◆ **TRECHO**:
BA LAN CÊ
Entrevista para a Revista GOL
Por Claudio Leal
Retratos Murillo Meirelles
Realizada em dezembro de 2012, publicada em janeiro de 2013
Colado a uma parede branca, olhar rijo, Caetano Veloso ganha cores mais suaves com a mudança do disco. Um fado. Subitamente uma canção alivia seu rosto e parece dar a partida real para as fotos – ou para o próprio dia –, às 17h30, no fim da tarde abafante do Rio de Janeiro. “Adoro o Zambujo”, avisa o compositor ao fotógrafo Murillo Meirelles, que, sem saber, escolheu aquele CD e reavivou a admiração do retratado pelo cantor português António Zambujo.
Mal não fez, pois Caetano embarca no clássico das serenatas, “A deusa da minha rua”, por ele entoado baixinho, alheio ao resto, como se palco houvesse abaixo dos pés. “Essa é linda!”, reforça para si, e outra vez se abre para o dia. O figurino foi escolhido em seu guarda-roupa, não há sequer um fiapo que não seja inteiramente seu. Ora mirando a câmera, ora desconhecendo-a, Caetano inicia gestuais fadísticos e outros ao estilo de Carmen Miranda. Encerra com a mão no peito.

Dados de posição dos elementos:

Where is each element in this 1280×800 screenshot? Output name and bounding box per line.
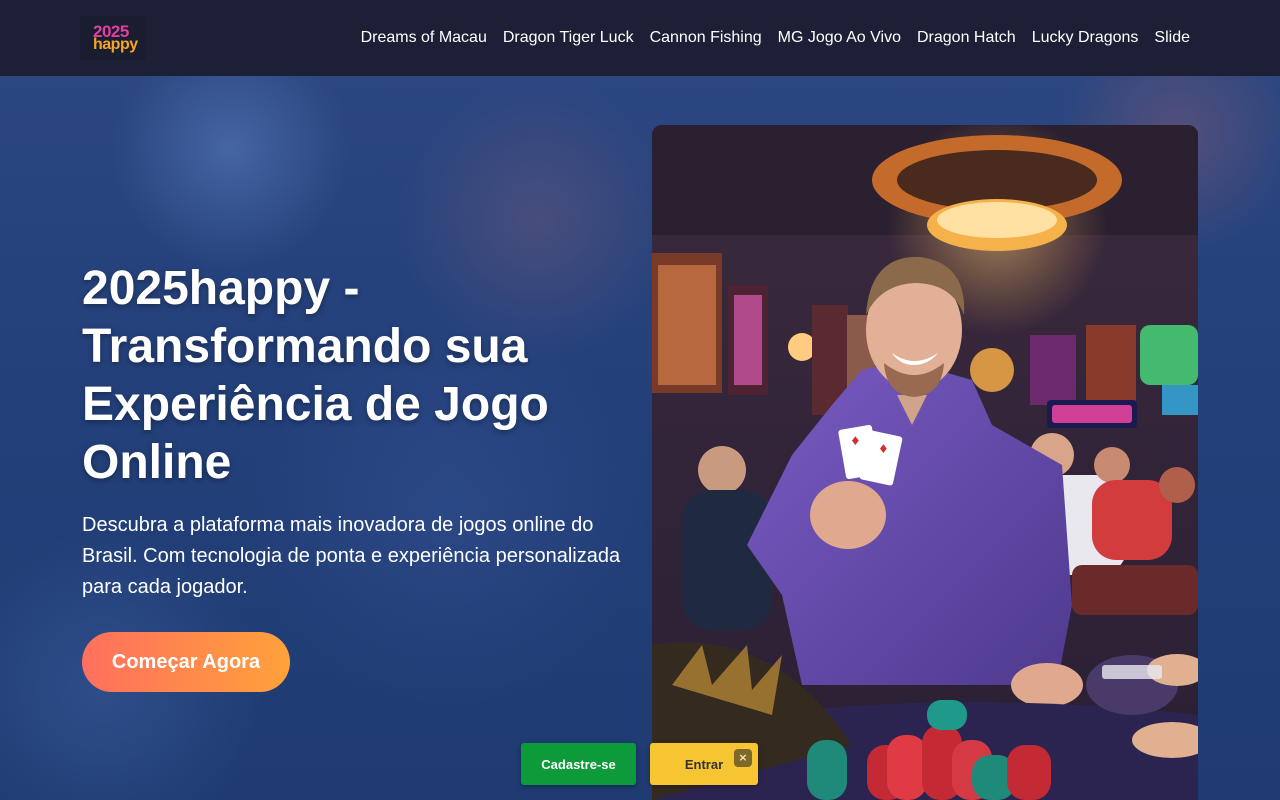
main-nav: Dreams of Macau Dragon Tiger Luck Cannon…	[361, 0, 1190, 76]
nav-link-dragon-tiger-luck[interactable]: Dragon Tiger Luck	[503, 29, 634, 47]
nav-link-dragon-hatch[interactable]: Dragon Hatch	[917, 29, 1016, 47]
nav-link-lucky-dragons[interactable]: Lucky Dragons	[1032, 29, 1139, 47]
hero-text-block: 2025happy - Transformando sua Experiênci…	[82, 260, 622, 603]
svg-text:♦: ♦	[850, 434, 861, 448]
hero-title: 2025happy - Transformando sua Experiênci…	[82, 262, 549, 489]
logo-text-bottom: happy	[93, 36, 138, 53]
nav-link-mg-jogo-ao-vivo[interactable]: MG Jogo Ao Vivo	[778, 29, 901, 47]
nav-link-dreams-of-macau[interactable]: Dreams of Macau	[361, 29, 487, 47]
hero-image-casino-player: ♦ ♦	[652, 125, 1198, 800]
register-button[interactable]: Cadastre-se	[521, 743, 636, 785]
top-header: 2025 happy Dreams of Macau Dragon Tiger …	[0, 0, 1280, 76]
nav-link-slide[interactable]: Slide	[1154, 29, 1190, 47]
close-icon[interactable]: ×	[734, 749, 752, 767]
site-logo[interactable]: 2025 happy	[80, 16, 146, 60]
start-now-button[interactable]: Começar Agora	[82, 632, 290, 692]
hero-subtitle: Descubra a plataforma mais inovadora de …	[82, 514, 621, 598]
nav-link-cannon-fishing[interactable]: Cannon Fishing	[650, 29, 762, 47]
svg-text:♦: ♦	[878, 442, 889, 456]
hero-section: 2025happy - Transformando sua Experiênci…	[0, 76, 1280, 800]
casino-scene-illustration: ♦ ♦	[652, 125, 1198, 800]
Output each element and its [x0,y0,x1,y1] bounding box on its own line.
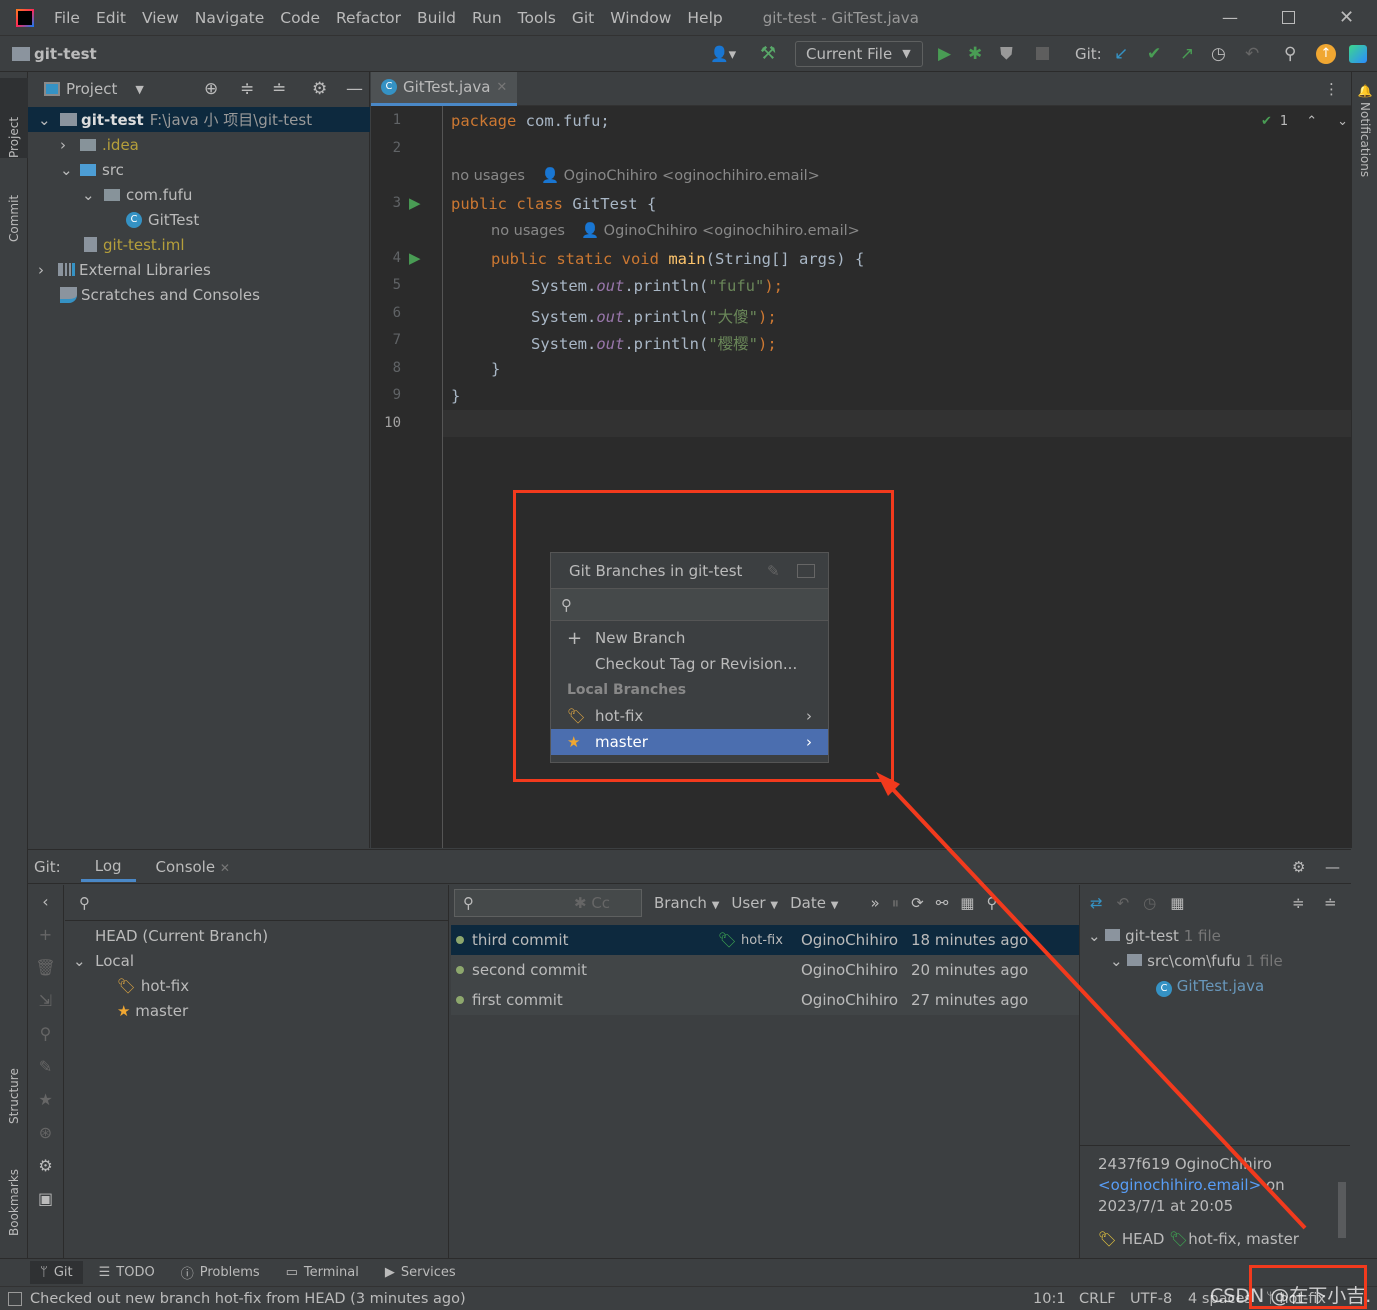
arrow-line [884,780,1307,1230]
annotation-arrow [876,772,1307,1230]
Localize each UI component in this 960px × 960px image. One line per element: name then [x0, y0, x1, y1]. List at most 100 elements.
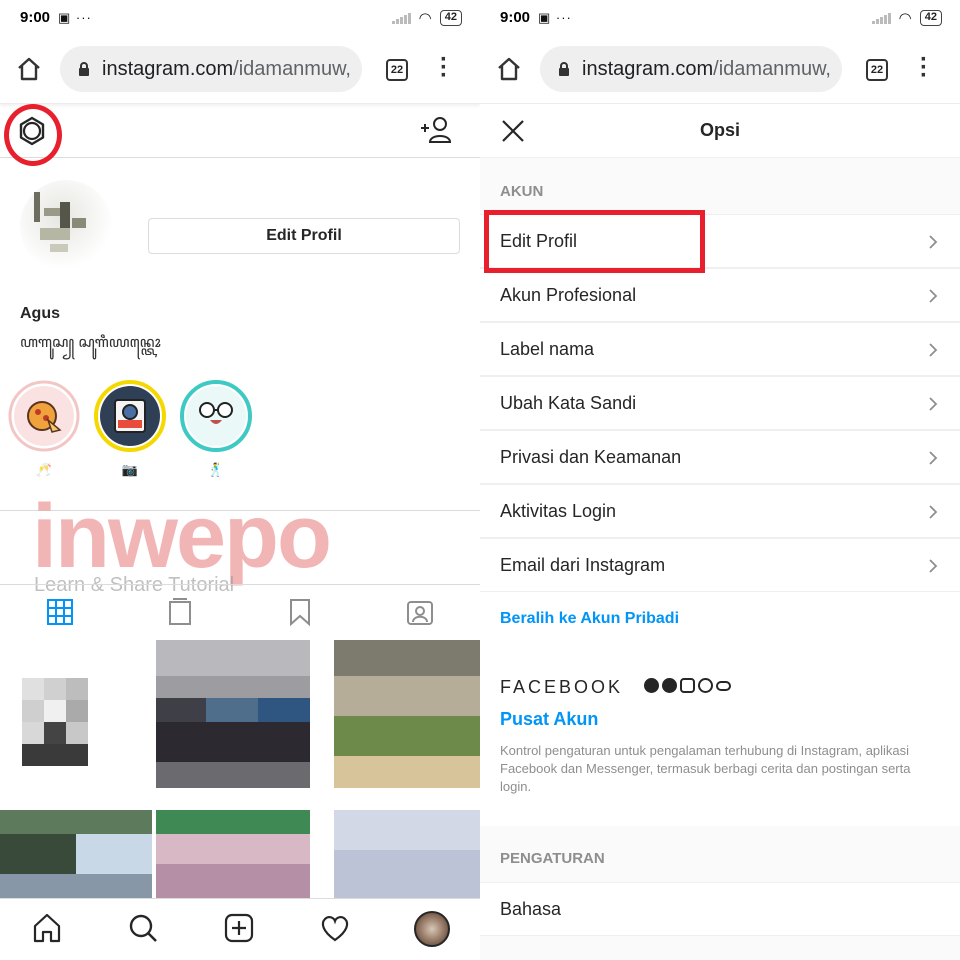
post-thumbnail[interactable] — [334, 640, 480, 788]
accounts-center-link[interactable]: Pusat Akun — [500, 709, 598, 730]
edit-profile-button[interactable]: Edit Profil — [148, 218, 460, 254]
option-label: Ubah Kata Sandi — [500, 393, 637, 413]
home-icon[interactable] — [16, 56, 42, 82]
option-name-tag[interactable]: Label nama — [480, 322, 960, 376]
highlight-label: 🥂 — [35, 462, 53, 477]
search-icon[interactable] — [126, 911, 160, 945]
igtv-feed-icon[interactable] — [165, 597, 195, 627]
options-screen: 9:00 ▣ ··· ◠ 42 instagram.com/idamanmuw,… — [480, 0, 960, 960]
lock-icon — [559, 62, 569, 76]
portal-icon — [716, 681, 731, 691]
tagged-icon[interactable] — [405, 597, 435, 627]
instagram-icon — [680, 678, 695, 693]
grid-view-icon[interactable] — [45, 597, 75, 627]
profile-avatar[interactable] — [20, 180, 112, 272]
tab-switcher-button[interactable]: 22 — [386, 59, 408, 81]
profile-header — [0, 104, 480, 158]
browser-menu-icon[interactable]: · · · — [920, 48, 928, 88]
post-thumbnail[interactable] — [156, 810, 310, 898]
options-header: Opsi — [480, 104, 960, 158]
option-language[interactable]: Bahasa — [480, 882, 960, 936]
edit-profile-highlight-annotation — [484, 210, 705, 273]
chevron-right-icon — [929, 505, 938, 519]
chevron-right-icon — [929, 559, 938, 573]
story-highlight-3[interactable] — [180, 380, 252, 452]
option-label: Akun Profesional — [500, 285, 637, 305]
section-header-settings: PENGATURAN — [480, 836, 960, 882]
bottom-navigation — [0, 898, 480, 960]
url-path: /idamanmuw, — [233, 58, 351, 80]
battery-icon: 42 — [919, 10, 942, 26]
browser-toolbar: instagram.com/idamanmuw, 22 · · · — [0, 36, 480, 104]
facebook-section: FACEBOOK Pusat Akun Kontrol pengaturan u… — [480, 645, 960, 825]
chevron-right-icon — [929, 451, 938, 465]
add-person-icon[interactable] — [420, 116, 454, 144]
home-icon[interactable] — [496, 56, 522, 82]
wifi-icon: ◠ — [898, 10, 912, 27]
notification-icons: ▣ ··· — [58, 10, 92, 25]
url-text: instagram.com/idamanmuw, — [102, 58, 362, 81]
status-time: 9:00 — [500, 9, 531, 26]
profile-username: Agus — [20, 305, 60, 322]
option-label: Label nama — [500, 339, 595, 359]
url-bar[interactable]: instagram.com/idamanmuw, — [540, 46, 842, 92]
messenger-icon — [662, 678, 677, 693]
story-highlight-2[interactable] — [94, 380, 166, 452]
story-highlight-1[interactable] — [8, 380, 80, 452]
new-post-icon[interactable] — [222, 911, 256, 945]
highlight-label: 🕺 — [207, 462, 225, 477]
heart-icon[interactable] — [318, 911, 352, 945]
option-label: Privasi dan Keamanan — [500, 447, 682, 467]
tab-switcher-button[interactable]: 22 — [866, 59, 888, 81]
chevron-right-icon — [929, 289, 938, 303]
accounts-center-description: Kontrol pengaturan untuk pengalaman terh… — [500, 743, 911, 794]
url-domain: instagram.com — [582, 58, 714, 80]
home-icon[interactable] — [30, 911, 64, 945]
saved-bookmark-icon[interactable] — [285, 597, 315, 627]
lock-icon — [79, 62, 89, 76]
option-change-password[interactable]: Ubah Kata Sandi — [480, 376, 960, 430]
wifi-icon: ◠ — [418, 10, 432, 27]
option-professional-account[interactable]: Akun Profesional — [480, 268, 960, 322]
gear-highlight-annotation — [4, 104, 62, 166]
battery-icon: 42 — [439, 10, 462, 26]
profile-tabs — [0, 584, 480, 638]
option-label: Aktivitas Login — [500, 501, 617, 521]
switch-to-personal-link[interactable]: Beralih ke Akun Pribadi — [500, 610, 679, 628]
profile-bio: ꦲꦒꦸꦱ꧀ ꦱꦸꦒꦶꦪꦤ꧀ꦠꦺꦴ — [20, 334, 161, 351]
whatsapp-icon — [698, 678, 713, 693]
browser-menu-icon[interactable]: · · · — [440, 48, 448, 88]
pizza-icon — [14, 386, 74, 446]
url-bar[interactable]: instagram.com/idamanmuw, — [60, 46, 362, 92]
post-thumbnail[interactable] — [0, 810, 152, 898]
facebook-wordmark: FACEBOOK — [500, 677, 624, 697]
watermark-logo: inwepo — [32, 487, 332, 587]
chevron-right-icon — [929, 343, 938, 357]
section-header-account: AKUN — [480, 158, 960, 214]
camera-icon — [100, 386, 160, 446]
section-spacer — [480, 936, 960, 960]
option-label: Bahasa — [500, 899, 562, 919]
page-title: Opsi — [699, 120, 740, 140]
signal-icon — [391, 12, 411, 24]
profile-avatar-nav[interactable] — [414, 911, 450, 947]
status-time: 9:00 — [20, 9, 51, 26]
signal-icon — [871, 12, 891, 24]
post-thumbnail[interactable] — [156, 640, 310, 788]
post-thumbnail[interactable] — [334, 810, 480, 898]
profile-screen: 9:00 ▣ ··· ◠ 42 instagram.com/idamanmuw,… — [0, 0, 480, 960]
url-text: instagram.com/idamanmuw, — [582, 58, 842, 81]
facebook-icon — [644, 678, 659, 693]
browser-toolbar: instagram.com/idamanmuw, 22 · · · — [480, 36, 960, 104]
option-label: Email dari Instagram — [500, 555, 666, 575]
option-login-activity[interactable]: Aktivitas Login — [480, 484, 960, 538]
url-domain: instagram.com — [102, 58, 234, 80]
option-emails-from-instagram[interactable]: Email dari Instagram — [480, 538, 960, 592]
url-path: /idamanmuw, — [713, 58, 831, 80]
option-privacy-security[interactable]: Privasi dan Keamanan — [480, 430, 960, 484]
status-bar: 9:00 ▣ ··· ◠ 42 — [480, 0, 960, 36]
highlight-label: 📷 — [121, 462, 139, 477]
post-thumbnail[interactable] — [0, 640, 152, 788]
status-right: ◠ 42 — [871, 9, 942, 27]
glasses-face-icon — [186, 386, 246, 446]
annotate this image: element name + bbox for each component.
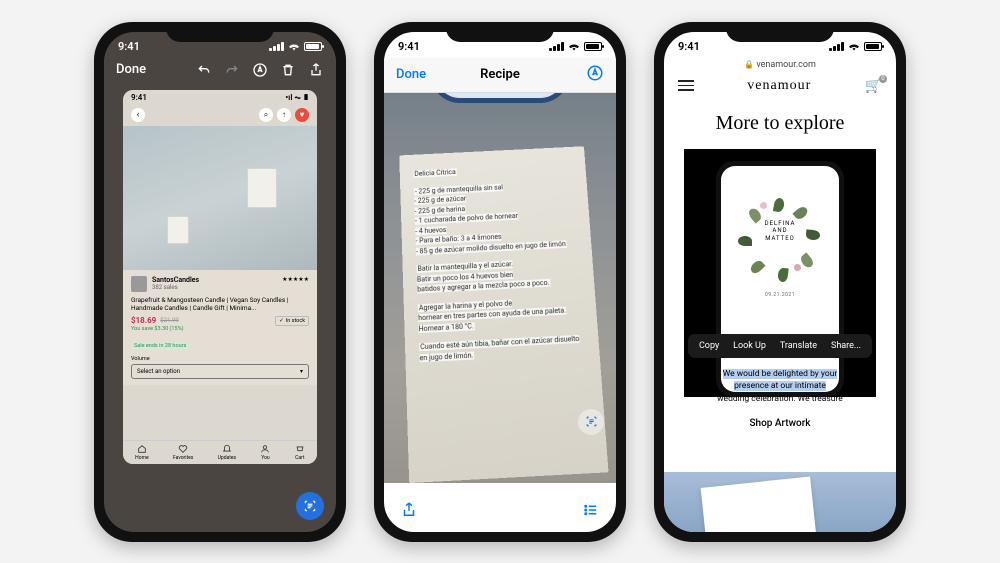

◆ **INSTRUÇÃO 1**:
Reescreva a parte da entrevista com Caetano Veloso começando em "Mal não fez, pois" e terminando em "mão no peito.", trocando "Carmen Miranda" por "Elis Regina".
◆ **INSTRUÇÃO 2**:
Resuma de forma mais curta o parágrafo da entrevista com Caetano Veloso que começa com "Colado a uma parede branca", sem perder os fatos principais.

◆ **RESPOSTA COMPLETA 1**:
Mal não fez, pois Caetano embarca no clássico das serenatas, “A deusa da minha rua”, por ele entoado baixinho, alheio ao resto, como se palco houvesse abaixo dos pés. “Essa é linda!”, reforça para si, e outra vez se abre para o dia. O figurino foi escolhido em seu guarda-roupa, não há sequer um fiapo que não seja inteiramente seu. Ora mirando a câmera, ora desconhecendo-a, Caetano inicia gestuais fadísticos e outros ao estilo de Elis Regina. Encerra com a mão no peito.

◆ **RESPOSTA COMPLETA 2**:
Encostado a uma parede branca e de olhar duro, Caetano Veloso se solta quando o disco muda para um fado. Às 17h30, no fim de uma tarde abafada no Rio de Janeiro, a música parece dar de fato início às fotos. "Adoro o Zambujo", diz ele ao fotógrafo Murillo Meirelles. Sem saber, Murillo tinha escolhido aquele CD e reacendeu a admiração de Caetano pelo cantor português António Zambujo.